Stored data entries:
|---|
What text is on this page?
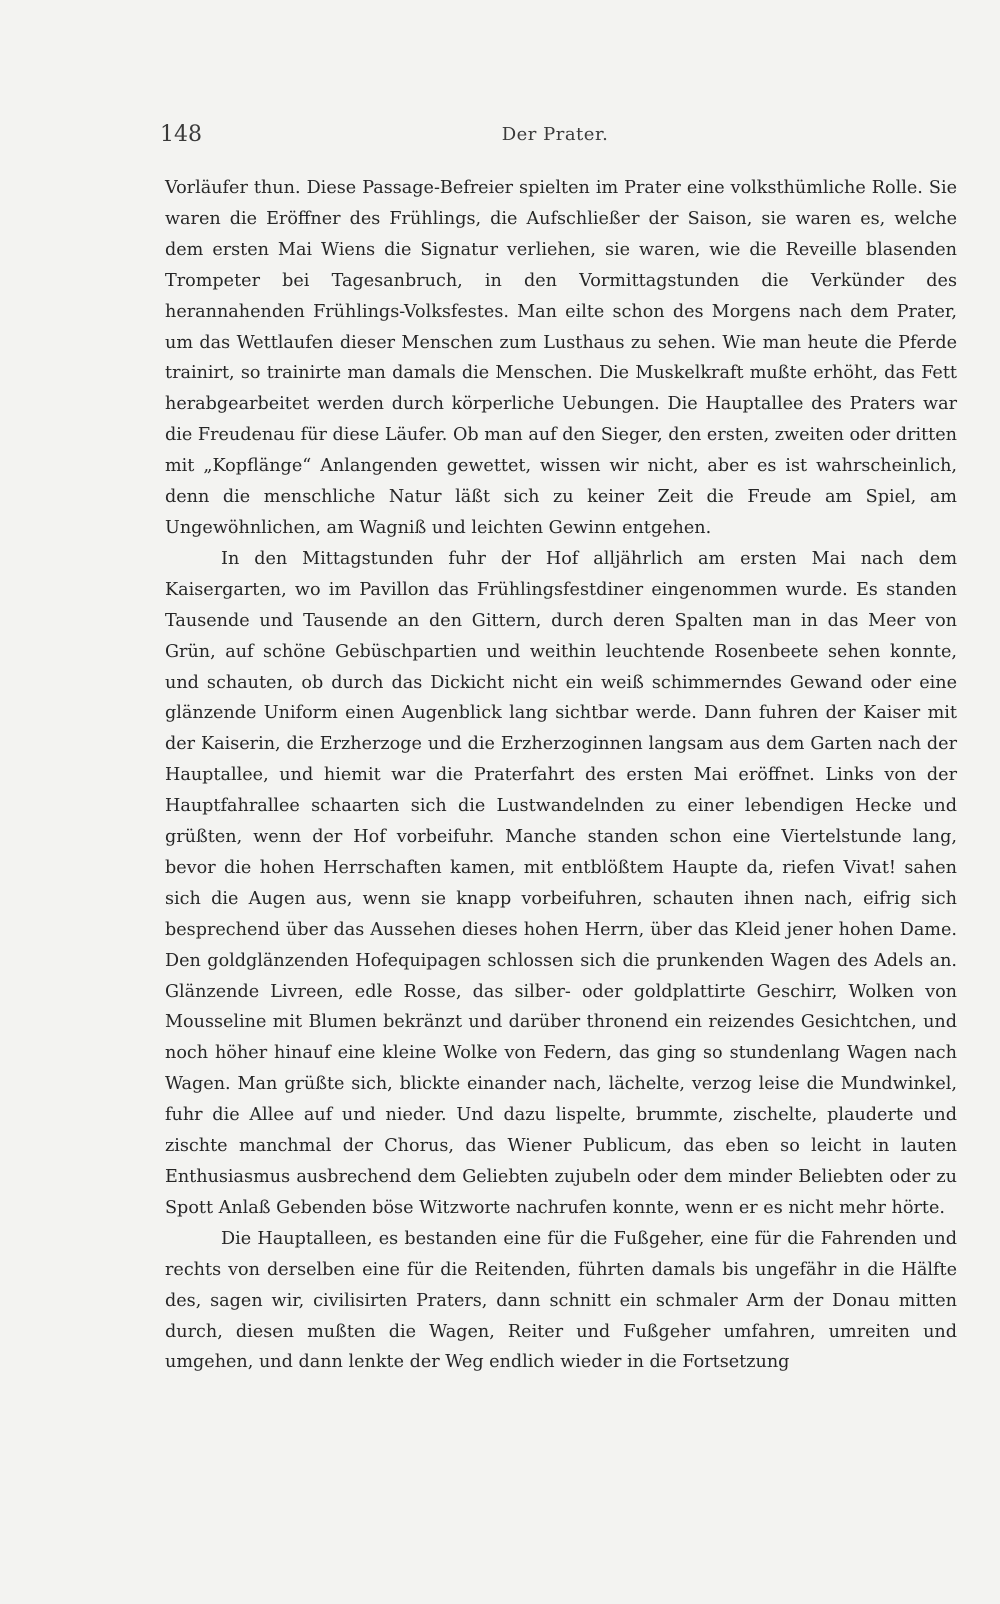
148	Der Prater.

Vorläufer thun. Diese Passage-Befreier spielten im Prater eine volksthümliche Rolle. Sie waren die Eröffner des Frühlings, die Aufschließer der Saison, sie waren es, welche dem ersten Mai Wiens die Signatur verliehen, sie waren, wie die Reveille blasenden Trompeter bei Tagesanbruch, in den Vormittagstunden die Verkünder des herannahenden Frühlings-Volksfestes. Man eilte schon des Morgens nach dem Prater, um das Wettlaufen dieser Menschen zum Lusthaus zu sehen. Wie man heute die Pferde trainirt, so trainirte man damals die Menschen. Die Muskelkraft mußte erhöht, das Fett herabgearbeitet werden durch körperliche Uebungen. Die Hauptallee des Praters war die Freudenau für diese Läufer. Ob man auf den Sieger, den ersten, zweiten oder dritten mit „Kopflänge“ Anlangenden gewettet, wissen wir nicht, aber es ist wahrscheinlich, denn die menschliche Natur läßt sich zu keiner Zeit die Freude am Spiel, am Ungewöhnlichen, am Wagniß und leichten Gewinn entgehen.

In den Mittagstunden fuhr der Hof alljährlich am ersten Mai nach dem Kaisergarten, wo im Pavillon das Frühlingsfestdiner eingenommen wurde. Es standen Tausende und Tausende an den Gittern, durch deren Spalten man in das Meer von Grün, auf schöne Gebüschpartien und weithin leuchtende Rosenbeete sehen konnte, und schauten, ob durch das Dickicht nicht ein weiß schimmerndes Gewand oder eine glänzende Uniform einen Augenblick lang sichtbar werde. Dann fuhren der Kaiser mit der Kaiserin, die Erzherzoge und die Erzherzoginnen langsam aus dem Garten nach der Hauptallee, und hiemit war die Praterfahrt des ersten Mai eröffnet. Links von der Hauptfahrallee schaarten sich die Lustwandelnden zu einer lebendigen Hecke und grüßten, wenn der Hof vorbeifuhr. Manche standen schon eine Viertelstunde lang, bevor die hohen Herrschaften kamen, mit entblößtem Haupte da, riefen Vivat! sahen sich die Augen aus, wenn sie knapp vorbeifuhren, schauten ihnen nach, eifrig sich besprechend über das Aussehen dieses hohen Herrn, über das Kleid jener hohen Dame. Den goldglänzenden Hofequipagen schlossen sich die prunkenden Wagen des Adels an. Glänzende Livreen, edle Rosse, das silber- oder goldplattirte Geschirr, Wolken von Mousseline mit Blumen bekränzt und darüber thronend ein reizendes Gesichtchen, und noch höher hinauf eine kleine Wolke von Federn, das ging so stundenlang Wagen nach Wagen. Man grüßte sich, blickte einander nach, lächelte, verzog leise die Mundwinkel, fuhr die Allee auf und nieder. Und dazu lispelte, brummte, zischelte, plauderte und zischte manchmal der Chorus, das Wiener Publicum, das eben so leicht in lauten Enthusiasmus ausbrechend dem Geliebten zujubeln oder dem minder Beliebten oder zu Spott Anlaß Gebenden böse Witzworte nachrufen konnte, wenn er es nicht mehr hörte.

Die Hauptalleen, es bestanden eine für die Fußgeher, eine für die Fahrenden und rechts von derselben eine für die Reitenden, führten damals bis ungefähr in die Hälfte des, sagen wir, civilisirten Praters, dann schnitt ein schmaler Arm der Donau mitten durch, diesen mußten die Wagen, Reiter und Fußgeher umfahren, umreiten und umgehen, und dann lenkte der Weg endlich wieder in die Fortsetzung
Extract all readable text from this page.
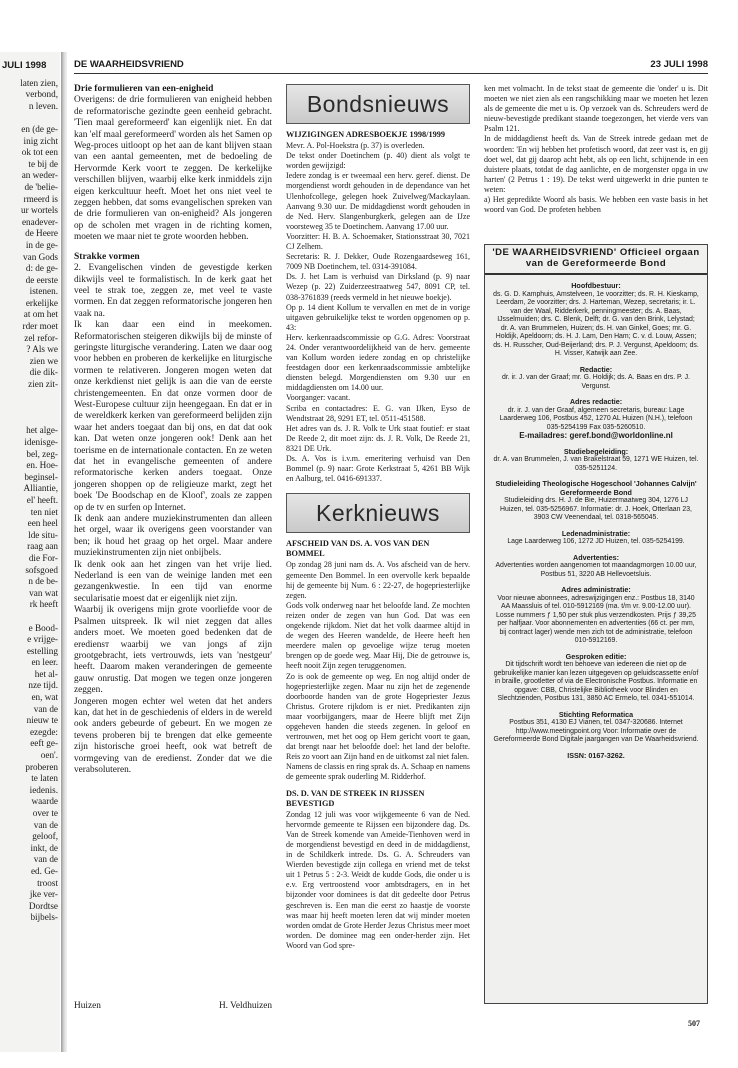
JULI 1998
laten zien,
verbond,
n leven.

en (de ge-
inig zicht
ok tot een
te bij de
an weder-
de 'belie-
rmeerd is
ur wortels
enadever-
de Heere
in de ge-
van Gods
d: de ge-
de eerste
istenen.
erkelijke
at om het
rder moet
zel refor-
? Als we
zien we
die dik-
zien zit-

het alge-
idenisge-
bel, zeg-
en. Hoe-
beginsel-
Alliantie,
el' heeft.
ten niet
een heel
lde situ-
raag aan
die For-
sofsgoed
n de be-
van wat
rk heeft

e Bood-
e vrijge-
estelling
en leer.
het al-
nze tijd.
en, wat
van de
nieuw te
ezegde:
eeft ge-
oen'.
proberen
te laten
iedenis.
waarde
over te
van de
geloof,
inkt, de
van de
ed. Ge-
troost
jke ver-
Dordtse
bijbels-
DE WAARHEIDSVRIEND	23 JULI 1998
Drie formulieren van een-enigheid

Overigens: de drie formulieren van enigheid hebben de reformatorische gezindte geen eenheid gebracht. 'Tien maal gereformeerd' kan eigenlijk niet. En dat kan 'elf maal gereformeerd' worden als het Samen op Weg-proces uitloopt op het aan de kant blijven staan van een aantal gemeenten, met de bedoeling de Hervormde Kerk voort te zeggen. De kerkelijke verschillen blijven, waarbij elke kerk inmiddels zijn eigen kerkcultuur heeft. Moet het ons niet veel te zeggen hebben, dat soms evangelischen spreken van de drie formulieren van on-enigheid? Als jongeren op de scholen met vragen in de richting komen, moeten we maar niet te grote woorden hebben.

Strakke vormen

2. Evangelischen vinden de gevestigde kerken dikwijls veel te formalistisch. In de kerk gaat het veel te strak toe, zeggen ze, met veel te vaste vormen. En dat zeggen reformatorische jongeren hen vaak na.

Ik kan daar een eind in meekomen. Reformatorischen steigeren dikwijls bij de minste of geringste liturgische verandering. Laten we daar oog voor hebben en proberen de kerkelijke en liturgische vormen te relativeren. Jongeren mogen weten dat onze kerkdienst niet gelijk is aan die van de eerste christengemeenten. En dat onze vormen door de West-Europese cultuur zijn heengegaan. En dat er in de wereldkerk kerken van gereformeerd belijden zijn waar het anders toegaat dan bij ons, en dat dat ook kan. Dat weten onze jongeren ook! Denk aan het toerisme en de internationale contacten. En ze weten dat het in evangelische gemeenten of andere reformatorische kerken anders toegaat. Onze jongeren shoppen op de religieuze markt, zegt het boek 'De Boodschap en de Kloof', zoals ze zappen op de tv en surfen op Internet.

Ik denk aan andere muziekinstrumenten dan alleen het orgel, waar ik overigens geen voorstander van ben; ik houd het graag op het orgel. Maar andere muziekinstrumenten zijn niet onbijbels.

Ik denk ook aan het zingen van het vrije lied. Nederland is een van de weinige landen met een gezangenkwestie. In een tijd van enorme secularisatie moest dat er eigenlijk niet zijn.

Waarbij ik overigens mijn grote voorliefde voor de Psalmen uitspreek. Ik wil niet zeggen dat alles anders moet. We moeten goed bedenken dat de erediensт waarbij we van jongs af zijn grootgebracht, iets vertrouwds, iets van 'nestgeur' heeft. Daarom maken veranderingen de gemeente gauw onrustig. Dat mogen we tegen onze jongeren zeggen.

Jongeren mogen echter wel weten dat het anders kan, dat het in de geschiedenis of elders in de wereld ook anders gebeurde of gebeurt. En we mogen ze tevens proberen bij te brengen dat elke gemeente zijn historische groei heeft, ook wat betreft de vormgeving van de eredienst. Zonder dat we die verabsoluteren.

Huizen	H. Veldhuizen
Bondsnieuws
WIJZIGINGEN ADRESBOEKJE 1998/1999

Mevr. A. Pol-Hoekstra (p. 37) is overleden.

De tekst onder Doetinchem (p. 40) dient als volgt te worden gewijzigd:

Iedere zondag is er tweemaal een herv. geref. dienst. De morgendienst wordt gehouden in de dependance van het Ulenhofcollege, gelegen hoek Zuivelweg/Mackaylaan. Aanvang 9.30 uur. De middagdienst wordt gehouden in de Ned. Herv. Slangenburgkerk, gelegen aan de IJze voorsteweg 35 te Doetinchem. Aanvang 17.00 uur.

Voorzitter: H. B. A. Schoemaker, Stationsstraat 30, 7021 CJ Zelhem.

Secretaris: R. J. Dekker, Oude Rozengaardseweg 161, 7009 NB Doetinchem, tel. 0314-391084.

Ds. J. het Lam is verhuisd van Dirksland (p. 9) naar Wezep (p. 22) Zuiderzeestraatweg 547, 8091 CP, tel. 038-3761839 (reeds vermeld in het nieuwe boekje).

Op p. 14 dient Kollum te vervallen en met de in vorige uitgaven gebruikelijke tekst te worden opgenomen op p. 43:

Herv. kerkenraadscommissie op G.G. Adres: Voorstraat 24. Onder verantwoordelijkheid van de herv. gemeente van Kollum worden iedere zondag en op christelijke feestdagen door een kerkenraadscommissie ambtelijke diensten belegd. Morgendiensten om 9.30 uur en middagdiensten om 14.00 uur.

Voorganger: vacant.

Scriba en contactadres: E. G. van IJken, Eyso de Wendtstraat 28, 9291 ET, tel. 0511-451588.

Het adres van ds. J. R. Volk te Urk staat foutief: er staat De Reede 2, dit moet zijn: ds. J. R. Volk, De Reede 21, 8321 DE Urk.

Ds. A. Vos is i.v.m. emeritering verhuisd van Den Bommel (p. 9) naar: Grote Kerkstraat 5, 4261 BB Wijk en Aalburg, tel. 0416-691337.

Kerknieuws
AFSCHEID VAN DS. A. VOS VAN DEN BOMMEL

Op zondag 28 juni nam ds. A. Vos afscheid van de herv. gemeente Den Bommel. In een overvolle kerk bepaalde hij de gemeente bij Num. 6 : 22-27, de hogepriesterlijke zegen.

Gods volk onderweg naar het beloofde land. Ze mochten reizen onder de zegen van hun God. Dat was een ongekende rijkdom. Niet dat het volk daarmee altijd in de wegen des Heeren wandelde, de Heere heeft hen meerdere malen op gevoelige wijze terug moeten brengen op de goede weg. Maar Hij, Die de getrouwe is, heeft nooit Zijn zegen teruggenomen.

Zo is ook de gemeente op weg. En nog altijd onder de hogepriesterlijke zegen. Maar nu zijn het de zegenende doorboorde handen van de grote Hogepriester Jezus Christus. Grotere rijkdom is er niet. Predikanten zijn maar voorbijgangers, maar de Heere blijft met Zijn opgeheven handen die steeds zegenen. In geloof en vertrouwen, met het oog op Hem gericht voort te gaan, dat brengt naar het beloofde doel: het land der belofte. Reis zo voort aan Zijn hand en de uitkomst zal niet falen.

Namens de classis en ring sprak ds. A. Schaap en namens de gemeente sprak ouderling M. Ridderhof.

DS. D. VAN DE STREEK IN RIJSSEN BEVESTIGD

Zondag 12 juli was voor wijkgemeente 6 van de Ned. hervormde gemeente te Rijssen een bijzondere dag. Ds. Van de Streek komende van Ameide-Tienhoven werd in de morgendienst bevestigd en deed in de middagdienst, in de Schildkerk intrede. Ds. G. A. Schreuders van Wierden bevestigde zijn collega en vriend met de tekst uit 1 Petrus 5 : 2-3. Weidt de kudde Gods, die onder u is e.v. Erg vertroostend voor ambtsdragers, en in het bijzonder voor dominees is dat dit gedeelte door Petrus geschreven is. Een man die eerst zo haastje de voorste was maar hij heeft moeten leren dat wij minder moeten worden omdat de Grote Herder Jezus Christus meer moet worden. De dominee mag een onder-herder zijn. Het Woord van God spre-

ken met volmacht. In de tekst staat de gemeente die 'onder' u is. Dit moeten we niet zien als een rangschikking maar we moeten het lezen als de gemeente die met u is. Op verzoek van ds. Schreuders werd de nieuw-bevestigde predikant staande toegezongen, het vierde vers van Psalm 121.

In de middagdienst heeft ds. Van de Streek intrede gedaan met de woorden: 'En wij hebben het profetisch woord, dat zeer vast is, en gij doet wel, dat gij daarop acht hebt, als op een licht, schijnende in een duistere plaats, totdat de dag aanlichte, en de morgenster opga in uw harten' (2 Petrus 1 : 19). De tekst werd uitgewerkt in drie punten te weten:

a) Het gepredikte Woord als basis. We hebben een vaste basis in het woord van God. De profeten hebben

'DE WAARHEIDSVRIEND' Officieel orgaan van de Gereformeerde Bond
Hoofdbestuur:
ds. G. D. Kamphuis, Amstelveen, 1e voorzitter; ds. R. H. Kieskamp, Leerdam, 2e voorzitter; drs. J. Harteman, Wezep, secretaris; ir. L. van der Waal, Ridderkerk, penningmeester; ds. A. Baas, IJsselmuiden; drs. C. Blenk, Delft; dr. G. van den Brink, Lelystad; dr. A. van Brummelen, Huizen; ds. H. van Ginkel, Goes; mr. G. Holdijk, Apeldoorn; ds. H. J. Lam, Den Ham; C. v. d. Louw, Assen; ds. H. Russcher, Oud-Beijerland; drs. P. J. Vergunst, Apeldoorn; ds. H. Visser, Katwijk aan Zee.
Redactie:
dr. ir. J. van der Graaf; mr. G. Holdijk; ds. A. Baas en drs. P. J. Vergunst.
Adres redactie:
dr. ir. J. van der Graaf, algemeen secretaris, bureau: Lage Laarderweg 106, Postbus 452, 1270 AL Huizen (N.H.), telefoon 035-5254199 Fax 035-5260510.
E-mailadres: geref.bond@worldonline.nl
Studiebegeleiding:
dr. A. van Brummelen, J. van Brakelstraat 59, 1271 WE Huizen, tel. 035-5251124.
Studieleiding Theologische Hogeschool 'Johannes Calvijn' Gereformeerde Bond
Studieleiding drs. H. J. de Bie, Huizermaatweg 304, 1276 LJ Huizen, tel. 035-5256967. Informatie: dr. J. Hoek, Otterlaan 23, 3903 CW Veenendaal, tel. 0318-565045.
Ledenadministratie:
Lage Laarderweg 106, 1272 JD Huizen, tel. 035-5254199.
Advertenties:
Advertenties worden aangenomen tot maandagmorgen 10.00 uur, Postbus 51, 3220 AB Hellevoetsluis.
Adres administratie:
Voor nieuwe abonnees, adreswijzigingen enz.: Postbus 18, 3140 AA Maassluis of tel. 010-5912169 (ma. t/m vr. 9.00-12.00 uur). Losse nummers ƒ 1,50 per stuk plus verzendkosten. Prijs ƒ 39,25 per halfjaar. Voor abonnementen en advertenties (66 ct. per mm, bij contract lager) wende men zich tot de administratie, telefoon 010-5912169.
Gesproken editie:
Dit tijdschrift wordt ten behoeve van iedereen die niet op de gebruikelijke manier kan lezen uitgegeven op geluidscassette en/of in braille, grootletter of via de Electronische Postbus. Informatie en opgave: CBB, Christelijke Bibliotheek voor Blinden en Slechtzienden, Postbus 131, 3850 AC Ermelo, tel. 0341-551014.
Stichting Reformatica
Postbus 351, 4130 EJ Vianen, tel. 0347-320686. Internet http://www.meetingpoint.org Voor: Informatie over de Gereformeerde Bond Digitale jaargangen van De Waarheidsvriend.
ISSN: 0167-3262.
507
|---|
Activity
The answer is every line in the data where the word "hogepriesterlijke" appears.

Solution to this task
Op zondag 28 juni nam ds. A. Vos afscheid van de herv. gemeente Den Bommel. In een overvolle kerk bepaalde hij de gemeente bij Num. 6 : 22-27, de hogepriesterlijke zegen.
Zo is ook de gemeente op weg. En nog altijd onder de hogepriesterlijke zegen. Maar nu zijn het de zegenende doorboorde handen van de grote Hogepriester Jezus Christus. Grotere rijkdom is er niet. Predikanten zijn maar voorbijgangers, maar de Heere blijft met Zijn opgeheven handen die steeds zegenen. In geloof en vertrouwen, met het oog op Hem gericht voort te gaan, dat brengt naar het beloofde doel: het land der belofte. Reis zo voort aan Zijn hand en de uitkomst zal niet falen.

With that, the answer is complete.